----- Data rows

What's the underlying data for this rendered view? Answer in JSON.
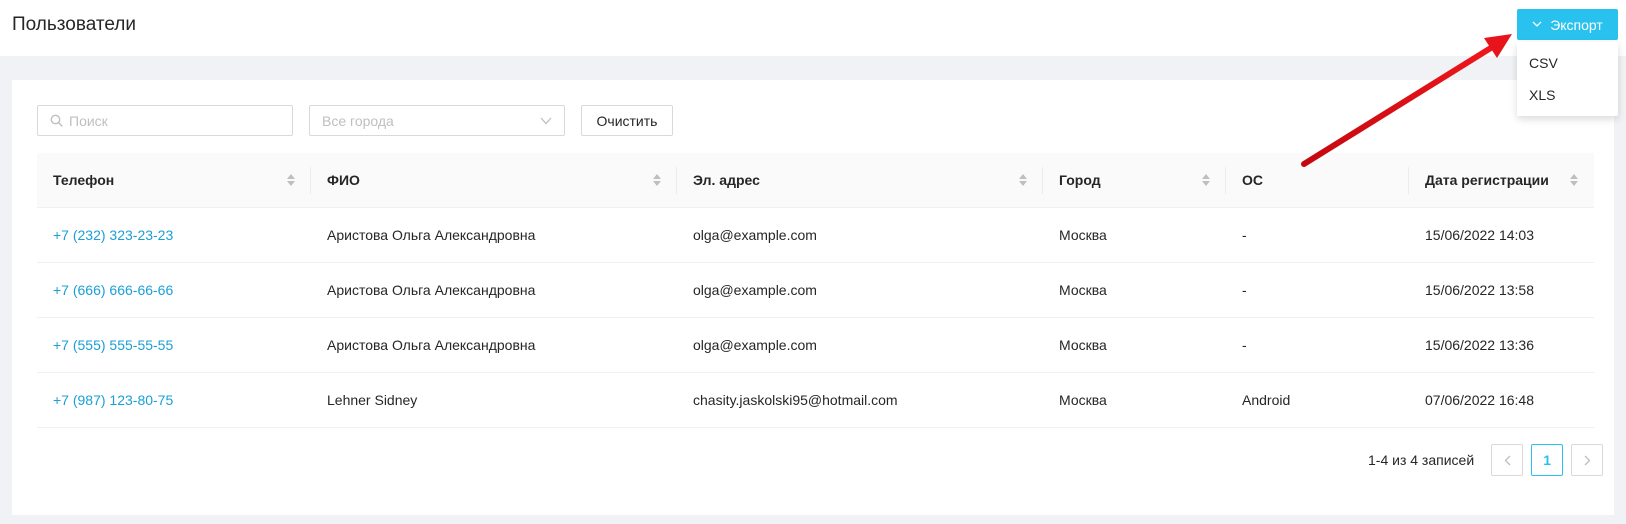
{
  "header": {
    "title": "Пользователи",
    "export_label": "Экспорт",
    "export_options": [
      "CSV",
      "XLS"
    ],
    "accent_color": "#29c2ee"
  },
  "filters": {
    "search_placeholder": "Поиск",
    "city_placeholder": "Все города",
    "clear_label": "Очистить"
  },
  "table": {
    "columns": [
      "Телефон",
      "ФИО",
      "Эл. адрес",
      "Город",
      "ОС",
      "Дата регистрации"
    ],
    "rows": [
      {
        "phone": "+7 (232) 323-23-23",
        "name": "Аристова Ольга Александровна",
        "email": "olga@example.com",
        "city": "Москва",
        "os": "-",
        "date": "15/06/2022 14:03"
      },
      {
        "phone": "+7 (666) 666-66-66",
        "name": "Аристова Ольга Александровна",
        "email": "olga@example.com",
        "city": "Москва",
        "os": "-",
        "date": "15/06/2022 13:58"
      },
      {
        "phone": "+7 (555) 555-55-55",
        "name": "Аристова Ольга Александровна",
        "email": "olga@example.com",
        "city": "Москва",
        "os": "-",
        "date": "15/06/2022 13:36"
      },
      {
        "phone": "+7 (987) 123-80-75",
        "name": "Lehner Sidney",
        "email": "chasity.jaskolski95@hotmail.com",
        "city": "Москва",
        "os": "Android",
        "date": "07/06/2022 16:48"
      }
    ]
  },
  "pagination": {
    "total_label": "1-4 из 4 записей",
    "current_page": "1"
  },
  "annotation": {
    "arrow_color": "#e8141c"
  }
}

----------

> **Work required**: Give only the number of lines that include the word "phone".

> **Task answer**: 4